Dataset records:
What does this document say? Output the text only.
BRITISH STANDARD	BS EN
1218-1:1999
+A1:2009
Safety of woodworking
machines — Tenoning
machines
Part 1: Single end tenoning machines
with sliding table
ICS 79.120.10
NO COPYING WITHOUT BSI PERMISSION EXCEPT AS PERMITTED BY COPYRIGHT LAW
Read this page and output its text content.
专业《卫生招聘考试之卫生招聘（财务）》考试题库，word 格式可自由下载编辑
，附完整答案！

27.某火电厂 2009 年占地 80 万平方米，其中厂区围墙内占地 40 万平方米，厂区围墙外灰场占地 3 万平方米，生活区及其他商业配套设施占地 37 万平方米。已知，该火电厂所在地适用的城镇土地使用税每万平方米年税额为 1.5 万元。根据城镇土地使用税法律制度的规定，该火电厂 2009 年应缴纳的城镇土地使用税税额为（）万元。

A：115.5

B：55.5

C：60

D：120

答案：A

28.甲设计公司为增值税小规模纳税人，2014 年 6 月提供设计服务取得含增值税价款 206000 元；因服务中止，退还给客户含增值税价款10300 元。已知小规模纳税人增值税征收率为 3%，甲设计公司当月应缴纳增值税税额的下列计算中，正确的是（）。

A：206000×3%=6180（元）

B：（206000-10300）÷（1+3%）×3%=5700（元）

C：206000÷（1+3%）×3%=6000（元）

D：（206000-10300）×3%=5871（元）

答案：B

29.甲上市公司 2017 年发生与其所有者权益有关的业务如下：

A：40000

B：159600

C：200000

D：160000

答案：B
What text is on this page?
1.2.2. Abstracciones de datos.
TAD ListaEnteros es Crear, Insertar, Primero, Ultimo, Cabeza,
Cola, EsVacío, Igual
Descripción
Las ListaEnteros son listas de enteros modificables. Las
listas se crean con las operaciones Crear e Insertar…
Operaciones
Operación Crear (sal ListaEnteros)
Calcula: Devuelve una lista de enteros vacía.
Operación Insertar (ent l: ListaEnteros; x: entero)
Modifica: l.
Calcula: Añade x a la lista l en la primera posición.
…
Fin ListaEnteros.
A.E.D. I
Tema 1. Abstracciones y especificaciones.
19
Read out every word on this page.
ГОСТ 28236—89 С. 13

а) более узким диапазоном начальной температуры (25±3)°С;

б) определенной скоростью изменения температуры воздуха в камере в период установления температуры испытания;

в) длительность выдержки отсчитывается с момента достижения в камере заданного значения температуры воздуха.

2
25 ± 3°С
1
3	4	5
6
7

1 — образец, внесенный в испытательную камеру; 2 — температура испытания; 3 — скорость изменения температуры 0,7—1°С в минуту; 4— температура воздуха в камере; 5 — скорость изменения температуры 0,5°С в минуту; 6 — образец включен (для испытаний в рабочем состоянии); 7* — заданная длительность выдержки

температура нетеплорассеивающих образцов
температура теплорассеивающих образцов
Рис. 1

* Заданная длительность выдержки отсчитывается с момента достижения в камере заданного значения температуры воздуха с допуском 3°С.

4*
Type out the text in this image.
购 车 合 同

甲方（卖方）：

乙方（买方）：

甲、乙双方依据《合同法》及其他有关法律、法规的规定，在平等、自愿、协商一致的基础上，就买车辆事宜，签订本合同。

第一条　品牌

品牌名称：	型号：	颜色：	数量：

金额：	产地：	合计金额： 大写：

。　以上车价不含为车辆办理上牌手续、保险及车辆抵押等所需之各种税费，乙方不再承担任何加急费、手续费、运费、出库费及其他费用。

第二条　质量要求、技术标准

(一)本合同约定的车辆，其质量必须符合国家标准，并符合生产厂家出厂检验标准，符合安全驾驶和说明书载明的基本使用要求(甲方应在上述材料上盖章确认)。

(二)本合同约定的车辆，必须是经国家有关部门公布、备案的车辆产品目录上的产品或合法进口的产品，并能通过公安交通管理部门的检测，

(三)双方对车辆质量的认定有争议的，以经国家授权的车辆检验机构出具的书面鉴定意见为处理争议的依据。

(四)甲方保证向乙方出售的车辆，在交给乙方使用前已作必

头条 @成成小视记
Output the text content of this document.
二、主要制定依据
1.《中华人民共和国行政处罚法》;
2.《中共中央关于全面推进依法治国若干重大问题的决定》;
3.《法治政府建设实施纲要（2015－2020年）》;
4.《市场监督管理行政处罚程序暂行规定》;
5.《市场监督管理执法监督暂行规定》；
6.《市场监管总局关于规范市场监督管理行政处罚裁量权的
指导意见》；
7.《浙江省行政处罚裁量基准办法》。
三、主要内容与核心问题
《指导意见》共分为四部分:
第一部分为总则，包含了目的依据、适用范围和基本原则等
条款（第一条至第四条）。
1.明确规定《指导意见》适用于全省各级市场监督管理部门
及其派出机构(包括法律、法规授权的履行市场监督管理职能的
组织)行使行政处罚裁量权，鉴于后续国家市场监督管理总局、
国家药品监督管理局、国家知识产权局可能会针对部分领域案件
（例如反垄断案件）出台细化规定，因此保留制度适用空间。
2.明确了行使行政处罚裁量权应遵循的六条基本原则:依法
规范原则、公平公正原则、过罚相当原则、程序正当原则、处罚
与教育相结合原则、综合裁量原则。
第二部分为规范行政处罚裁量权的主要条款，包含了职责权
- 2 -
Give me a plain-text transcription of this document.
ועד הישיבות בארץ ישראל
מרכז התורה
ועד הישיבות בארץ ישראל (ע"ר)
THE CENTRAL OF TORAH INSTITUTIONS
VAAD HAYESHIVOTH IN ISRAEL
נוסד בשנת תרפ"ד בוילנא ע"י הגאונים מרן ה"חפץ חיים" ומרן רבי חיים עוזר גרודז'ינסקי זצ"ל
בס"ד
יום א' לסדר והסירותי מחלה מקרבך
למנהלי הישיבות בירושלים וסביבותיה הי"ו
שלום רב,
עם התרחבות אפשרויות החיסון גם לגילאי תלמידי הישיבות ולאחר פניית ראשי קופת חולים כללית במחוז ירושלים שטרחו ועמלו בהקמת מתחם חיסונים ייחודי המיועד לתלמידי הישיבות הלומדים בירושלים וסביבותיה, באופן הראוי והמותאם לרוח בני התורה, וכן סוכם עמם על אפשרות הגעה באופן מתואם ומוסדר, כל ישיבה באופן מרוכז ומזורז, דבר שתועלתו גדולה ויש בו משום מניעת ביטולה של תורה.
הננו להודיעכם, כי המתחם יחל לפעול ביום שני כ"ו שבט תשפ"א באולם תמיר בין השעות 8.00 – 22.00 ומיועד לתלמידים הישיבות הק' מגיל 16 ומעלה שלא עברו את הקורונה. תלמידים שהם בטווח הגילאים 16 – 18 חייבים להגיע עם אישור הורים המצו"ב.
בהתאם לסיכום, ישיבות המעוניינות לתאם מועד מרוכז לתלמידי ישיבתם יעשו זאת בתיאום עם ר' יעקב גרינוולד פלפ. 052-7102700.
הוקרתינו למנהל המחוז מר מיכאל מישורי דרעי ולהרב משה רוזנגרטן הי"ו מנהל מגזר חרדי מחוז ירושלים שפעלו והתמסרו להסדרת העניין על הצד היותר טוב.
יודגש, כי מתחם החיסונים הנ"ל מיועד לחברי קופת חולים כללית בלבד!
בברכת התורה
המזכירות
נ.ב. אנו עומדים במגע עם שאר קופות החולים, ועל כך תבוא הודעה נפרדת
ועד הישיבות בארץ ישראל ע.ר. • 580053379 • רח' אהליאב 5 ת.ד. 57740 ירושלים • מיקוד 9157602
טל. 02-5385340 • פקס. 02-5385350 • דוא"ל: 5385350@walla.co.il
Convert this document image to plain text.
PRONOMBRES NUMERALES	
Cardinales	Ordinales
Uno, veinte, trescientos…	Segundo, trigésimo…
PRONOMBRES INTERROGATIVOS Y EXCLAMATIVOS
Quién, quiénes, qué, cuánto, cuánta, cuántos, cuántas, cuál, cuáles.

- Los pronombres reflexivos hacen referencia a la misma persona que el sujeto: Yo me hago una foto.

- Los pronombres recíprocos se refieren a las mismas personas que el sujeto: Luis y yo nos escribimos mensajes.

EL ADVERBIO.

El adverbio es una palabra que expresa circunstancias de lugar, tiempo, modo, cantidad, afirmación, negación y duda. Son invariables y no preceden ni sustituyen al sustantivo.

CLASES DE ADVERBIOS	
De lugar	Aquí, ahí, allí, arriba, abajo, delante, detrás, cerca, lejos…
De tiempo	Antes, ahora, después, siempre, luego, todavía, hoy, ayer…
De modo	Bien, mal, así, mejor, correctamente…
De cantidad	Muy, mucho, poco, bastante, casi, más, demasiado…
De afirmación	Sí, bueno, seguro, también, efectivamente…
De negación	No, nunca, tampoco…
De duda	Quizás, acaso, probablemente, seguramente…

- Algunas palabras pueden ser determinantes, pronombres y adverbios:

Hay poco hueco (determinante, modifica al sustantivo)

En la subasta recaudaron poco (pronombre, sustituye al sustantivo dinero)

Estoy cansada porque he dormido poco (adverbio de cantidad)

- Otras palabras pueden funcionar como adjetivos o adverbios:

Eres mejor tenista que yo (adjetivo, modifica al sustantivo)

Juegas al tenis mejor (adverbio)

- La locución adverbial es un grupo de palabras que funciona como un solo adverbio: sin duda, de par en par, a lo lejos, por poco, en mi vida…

• SHORT EXERCISE
Copy out every line from the material above in which the word "sustantivo" appears.

• OUTPUT OF THE EXERCISE
El adverbio es una palabra que expresa circunstancias de lugar, tiempo, modo, cantidad, afirmación, negación y duda. Son invariables y no preceden ni sustituyen al sustantivo.
Hay poco hueco (determinante, modifica al sustantivo)
En la subasta recaudaron poco (pronombre, sustituye al sustantivo dinero)
Eres mejor tenista que yo (adjetivo, modifica al sustantivo)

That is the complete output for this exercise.